Problem to solve - Wherever the string "Priced" appears in the listing, copy that line.

Figure dataset records -
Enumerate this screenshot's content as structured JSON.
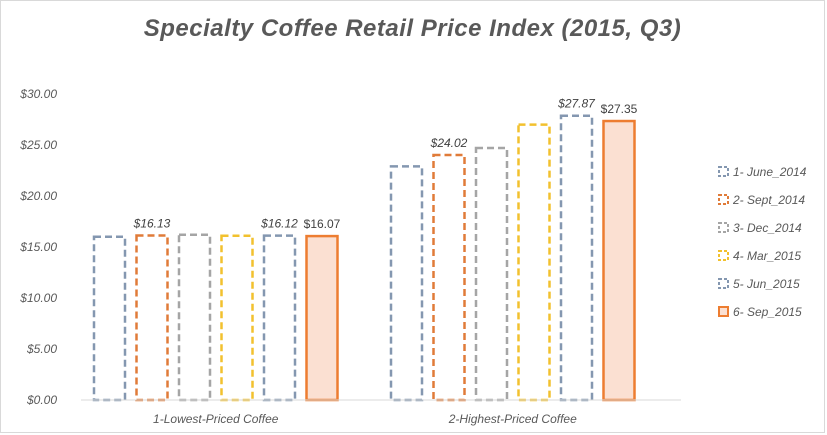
{
  "chart_data": {
    "type": "bar",
    "title": "Specialty Coffee Retail Price Index (2015, Q3)",
    "xlabel": "",
    "ylabel": "",
    "categories": [
      "1-Lowest-Priced Coffee",
      "2-Highest-Priced Coffee"
    ],
    "ylim": [
      0,
      30
    ],
    "yticks": [
      0,
      5,
      10,
      15,
      20,
      25,
      30
    ],
    "ytick_labels": [
      "$0.00",
      "$5.00",
      "$10.00",
      "$15.00",
      "$20.00",
      "$25.00",
      "$30.00"
    ],
    "grid": false,
    "legend_position": "right",
    "series": [
      {
        "name": "1- June_2014",
        "values": [
          16.0,
          22.9
        ],
        "color": "#8497b0",
        "style": "dashed",
        "data_labels": [
          "",
          ""
        ]
      },
      {
        "name": "2- Sept_2014",
        "values": [
          16.13,
          24.02
        ],
        "color": "#e07b39",
        "style": "dashed",
        "data_labels": [
          "$16.13",
          "$24.02"
        ]
      },
      {
        "name": "3- Dec_2014",
        "values": [
          16.2,
          24.7
        ],
        "color": "#a5a5a5",
        "style": "dashed",
        "data_labels": [
          "",
          ""
        ]
      },
      {
        "name": "4- Mar_2015",
        "values": [
          16.1,
          27.0
        ],
        "color": "#f2c12e",
        "style": "dashed",
        "data_labels": [
          "",
          ""
        ]
      },
      {
        "name": "5- Jun_2015",
        "values": [
          16.12,
          27.87
        ],
        "color": "#8497b0",
        "style": "dashed",
        "data_labels": [
          "$16.12",
          "$27.87"
        ]
      },
      {
        "name": "6- Sep_2015",
        "values": [
          16.07,
          27.35
        ],
        "color": "#ed7d31",
        "fill": "#fbe0d2",
        "style": "solid",
        "data_labels": [
          "$16.07",
          "$27.35"
        ]
      }
    ]
  }
}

Final result -
      "1-Lowest-Priced Coffee",
      "2-Highest-Priced Coffee"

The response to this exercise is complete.